WHAT IS NEEDED: Copy out all the lines where "印尼每日新增确诊病例" shows up.

RECORDS SHOWN:

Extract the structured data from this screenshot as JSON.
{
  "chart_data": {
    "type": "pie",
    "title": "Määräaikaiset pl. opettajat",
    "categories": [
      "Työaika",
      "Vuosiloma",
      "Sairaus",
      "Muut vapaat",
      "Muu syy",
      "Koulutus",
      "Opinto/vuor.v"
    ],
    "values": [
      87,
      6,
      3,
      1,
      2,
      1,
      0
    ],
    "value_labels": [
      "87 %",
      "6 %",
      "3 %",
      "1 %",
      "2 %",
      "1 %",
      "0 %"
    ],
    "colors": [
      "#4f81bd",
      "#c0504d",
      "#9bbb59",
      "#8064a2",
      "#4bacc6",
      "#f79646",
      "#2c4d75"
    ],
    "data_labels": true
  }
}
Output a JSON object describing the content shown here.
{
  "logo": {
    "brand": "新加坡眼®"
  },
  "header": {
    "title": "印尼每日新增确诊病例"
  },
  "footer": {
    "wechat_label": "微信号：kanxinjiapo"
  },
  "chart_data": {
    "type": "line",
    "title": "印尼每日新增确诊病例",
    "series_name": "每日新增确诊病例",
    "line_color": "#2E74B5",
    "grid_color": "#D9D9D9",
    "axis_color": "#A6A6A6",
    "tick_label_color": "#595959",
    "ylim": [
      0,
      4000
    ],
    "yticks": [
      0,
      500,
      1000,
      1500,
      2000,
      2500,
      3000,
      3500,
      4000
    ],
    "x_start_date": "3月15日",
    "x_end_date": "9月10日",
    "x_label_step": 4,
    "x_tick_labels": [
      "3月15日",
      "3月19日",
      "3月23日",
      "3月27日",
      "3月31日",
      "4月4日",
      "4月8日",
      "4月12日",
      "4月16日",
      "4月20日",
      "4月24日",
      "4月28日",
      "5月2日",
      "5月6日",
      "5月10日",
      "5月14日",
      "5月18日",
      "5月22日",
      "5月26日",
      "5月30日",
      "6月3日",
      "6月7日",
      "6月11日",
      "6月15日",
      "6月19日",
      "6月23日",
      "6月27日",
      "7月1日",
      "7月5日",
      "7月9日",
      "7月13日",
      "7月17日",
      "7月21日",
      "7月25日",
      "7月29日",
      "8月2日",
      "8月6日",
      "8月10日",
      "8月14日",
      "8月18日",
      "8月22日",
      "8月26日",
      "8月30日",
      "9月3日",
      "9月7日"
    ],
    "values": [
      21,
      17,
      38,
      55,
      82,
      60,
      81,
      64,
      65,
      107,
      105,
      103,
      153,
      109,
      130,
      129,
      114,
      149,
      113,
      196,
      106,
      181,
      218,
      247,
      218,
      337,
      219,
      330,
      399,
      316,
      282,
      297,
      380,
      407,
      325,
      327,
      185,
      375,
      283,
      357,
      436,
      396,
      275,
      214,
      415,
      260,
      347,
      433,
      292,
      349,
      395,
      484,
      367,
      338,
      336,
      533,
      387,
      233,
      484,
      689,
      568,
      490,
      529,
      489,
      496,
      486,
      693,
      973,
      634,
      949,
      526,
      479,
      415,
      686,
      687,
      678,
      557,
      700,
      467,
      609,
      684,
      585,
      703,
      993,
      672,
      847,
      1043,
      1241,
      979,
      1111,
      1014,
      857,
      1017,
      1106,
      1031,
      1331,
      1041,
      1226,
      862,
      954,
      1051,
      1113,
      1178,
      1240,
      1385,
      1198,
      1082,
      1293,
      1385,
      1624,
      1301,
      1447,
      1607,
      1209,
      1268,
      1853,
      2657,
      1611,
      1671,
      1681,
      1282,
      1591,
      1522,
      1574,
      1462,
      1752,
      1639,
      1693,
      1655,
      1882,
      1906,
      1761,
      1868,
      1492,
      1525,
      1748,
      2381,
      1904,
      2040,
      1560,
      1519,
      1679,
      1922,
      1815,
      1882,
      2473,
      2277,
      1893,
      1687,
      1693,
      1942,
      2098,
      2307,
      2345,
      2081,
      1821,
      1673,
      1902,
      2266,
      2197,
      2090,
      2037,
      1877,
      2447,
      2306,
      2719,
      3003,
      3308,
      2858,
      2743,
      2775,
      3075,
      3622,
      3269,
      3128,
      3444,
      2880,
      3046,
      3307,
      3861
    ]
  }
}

SOLUTION BELOW:
    "title": "印尼每日新增确诊病例"
    "title": "印尼每日新增确诊病例",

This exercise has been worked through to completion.